Repeat the data that follows, word for word, without the images.

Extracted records
==*==

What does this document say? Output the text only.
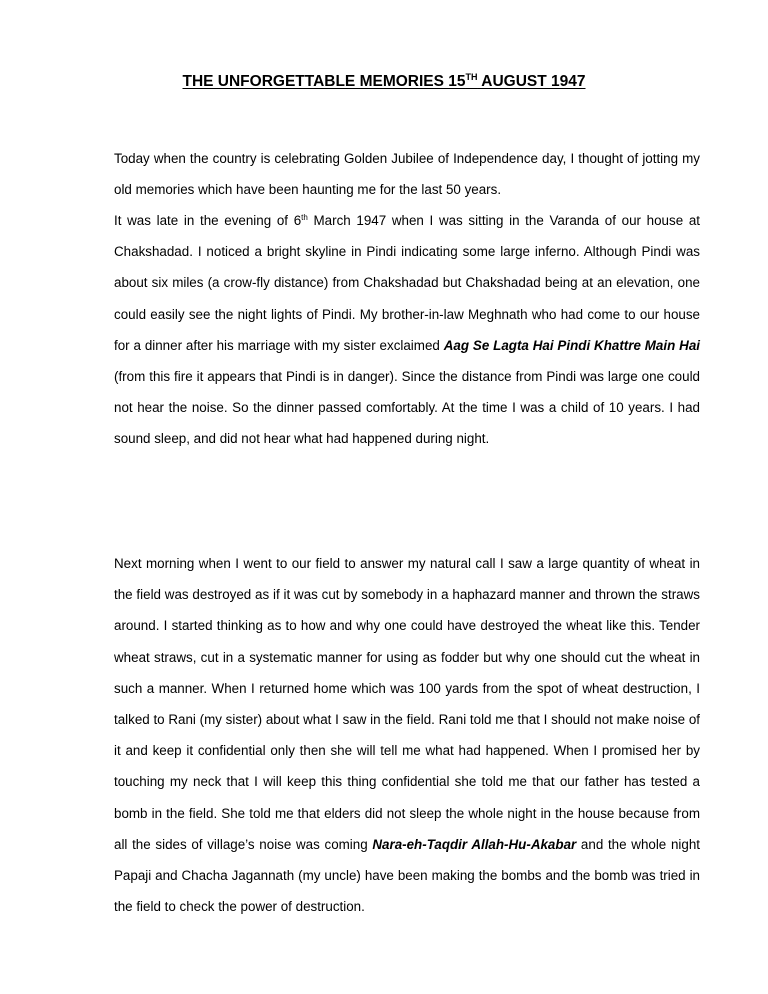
THE UNFORGETTABLE MEMORIES 15TH AUGUST 1947

Today when the country is celebrating Golden Jubilee of Independence day, I thought of jotting my old memories which have been haunting me for the last 50 years.

It was late in the evening of 6th March 1947 when I was sitting in the Varanda of our house at Chakshadad. I noticed a bright skyline in Pindi indicating some large inferno. Although Pindi was about six miles (a crow-fly distance) from Chakshadad but Chakshadad being at an elevation, one could easily see the night lights of Pindi. My brother-in-law Meghnath who had come to our house for a dinner after his marriage with my sister exclaimed Aag Se Lagta Hai Pindi Khattre Main Hai (from this fire it appears that Pindi is in danger). Since the distance from Pindi was large one could not hear the noise. So the dinner passed comfortably. At the time I was a child of 10 years. I had sound sleep, and did not hear what had happened during night.

Next morning when I went to our field to answer my natural call I saw a large quantity of wheat in the field was destroyed as if it was cut by somebody in a haphazard manner and thrown the straws around. I started thinking as to how and why one could have destroyed the wheat like this. Tender wheat straws, cut in a systematic manner for using as fodder but why one should cut the wheat in such a manner. When I returned home which was 100 yards from the spot of wheat destruction, I talked to Rani (my sister) about what I saw in the field. Rani told me that I should not make noise of it and keep it confidential only then she will tell me what had happened. When I promised her by touching my neck that I will keep this thing confidential she told me that our father has tested a bomb in the field. She told me that elders did not sleep the whole night in the house because from all the sides of village’s noise was coming Nara-eh-Taqdir Allah-Hu-Akabar and the whole night Papaji and Chacha Jagannath (my uncle) have been making the bombs and the bomb was tried in the field to check the power of destruction.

==*==

Complete answer:
What does this document say? Output the text only.
THE UNFORGETTABLE MEMORIES 15TH AUGUST 1947

Today when the country is celebrating Golden Jubilee of Independence day, I thought of jotting my old memories which have been haunting me for the last 50 years.

It was late in the evening of 6th March 1947 when I was sitting in the Varanda of our house at Chakshadad. I noticed a bright skyline in Pindi indicating some large inferno. Although Pindi was about six miles (a crow-fly distance) from Chakshadad but Chakshadad being at an elevation, one could easily see the night lights of Pindi. My brother-in-law Meghnath who had come to our house for a dinner after his marriage with my sister exclaimed Aag Se Lagta Hai Pindi Khattre Main Hai (from this fire it appears that Pindi is in danger). Since the distance from Pindi was large one could not hear the noise. So the dinner passed comfortably. At the time I was a child of 10 years. I had sound sleep, and did not hear what had happened during night.

Next morning when I went to our field to answer my natural call I saw a large quantity of wheat in the field was destroyed as if it was cut by somebody in a haphazard manner and thrown the straws around. I started thinking as to how and why one could have destroyed the wheat like this. Tender wheat straws, cut in a systematic manner for using as fodder but why one should cut the wheat in such a manner. When I returned home which was 100 yards from the spot of wheat destruction, I talked to Rani (my sister) about what I saw in the field. Rani told me that I should not make noise of it and keep it confidential only then she will tell me what had happened. When I promised her by touching my neck that I will keep this thing confidential she told me that our father has tested a bomb in the field. She told me that elders did not sleep the whole night in the house because from all the sides of village’s noise was coming Nara-eh-Taqdir Allah-Hu-Akabar and the whole night Papaji and Chacha Jagannath (my uncle) have been making the bombs and the bomb was tried in the field to check the power of destruction.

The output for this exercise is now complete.